# STATED EXERCISE:
All of the material below is to be repeated exactly.

>> begin PROVIDED ENTRIES

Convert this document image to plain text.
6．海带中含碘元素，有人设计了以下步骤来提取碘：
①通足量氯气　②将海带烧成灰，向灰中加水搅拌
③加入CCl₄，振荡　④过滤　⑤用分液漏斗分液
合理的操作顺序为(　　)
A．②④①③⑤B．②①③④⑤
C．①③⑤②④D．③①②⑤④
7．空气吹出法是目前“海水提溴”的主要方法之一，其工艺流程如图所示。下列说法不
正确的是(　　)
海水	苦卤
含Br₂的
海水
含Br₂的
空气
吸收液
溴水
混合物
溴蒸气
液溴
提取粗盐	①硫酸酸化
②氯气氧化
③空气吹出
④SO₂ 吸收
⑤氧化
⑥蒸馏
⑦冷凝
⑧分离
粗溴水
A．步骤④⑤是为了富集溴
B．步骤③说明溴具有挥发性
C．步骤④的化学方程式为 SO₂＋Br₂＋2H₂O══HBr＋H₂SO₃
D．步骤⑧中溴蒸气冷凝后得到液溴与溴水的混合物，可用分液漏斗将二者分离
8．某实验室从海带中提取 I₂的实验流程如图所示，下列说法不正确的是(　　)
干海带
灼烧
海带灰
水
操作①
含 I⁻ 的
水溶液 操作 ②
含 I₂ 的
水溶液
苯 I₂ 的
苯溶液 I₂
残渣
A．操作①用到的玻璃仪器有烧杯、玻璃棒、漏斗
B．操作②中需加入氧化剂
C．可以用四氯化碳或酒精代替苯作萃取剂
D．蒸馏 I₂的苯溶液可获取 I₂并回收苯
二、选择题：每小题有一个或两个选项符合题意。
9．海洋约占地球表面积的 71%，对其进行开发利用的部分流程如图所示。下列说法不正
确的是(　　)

>> end PROVIDED ENTRIES

# TASK SOLUTION:
Convert this document image to plain text.
6．海带中含碘元素，有人设计了以下步骤来提取碘：
①通足量氯气　②将海带烧成灰，向灰中加水搅拌
③加入CCl₄，振荡　④过滤　⑤用分液漏斗分液
合理的操作顺序为(　　)
A．②④①③⑤B．②①③④⑤
C．①③⑤②④D．③①②⑤④
7．空气吹出法是目前“海水提溴”的主要方法之一，其工艺流程如图所示。下列说法不
正确的是(　　)
海水	苦卤
含Br₂的
海水
含Br₂的
空气
吸收液
溴水
混合物
溴蒸气
液溴
提取粗盐	①硫酸酸化
②氯气氧化
③空气吹出
④SO₂ 吸收
⑤氧化
⑥蒸馏
⑦冷凝
⑧分离
粗溴水
A．步骤④⑤是为了富集溴
B．步骤③说明溴具有挥发性
C．步骤④的化学方程式为 SO₂＋Br₂＋2H₂O══HBr＋H₂SO₃
D．步骤⑧中溴蒸气冷凝后得到液溴与溴水的混合物，可用分液漏斗将二者分离
8．某实验室从海带中提取 I₂的实验流程如图所示，下列说法不正确的是(　　)
干海带
灼烧
海带灰
水
操作①
含 I⁻ 的
水溶液 操作 ②
含 I₂ 的
水溶液
苯 I₂ 的
苯溶液 I₂
残渣
A．操作①用到的玻璃仪器有烧杯、玻璃棒、漏斗
B．操作②中需加入氧化剂
C．可以用四氯化碳或酒精代替苯作萃取剂
D．蒸馏 I₂的苯溶液可获取 I₂并回收苯
二、选择题：每小题有一个或两个选项符合题意。
9．海洋约占地球表面积的 71%，对其进行开发利用的部分流程如图所示。下列说法不正
确的是(　　)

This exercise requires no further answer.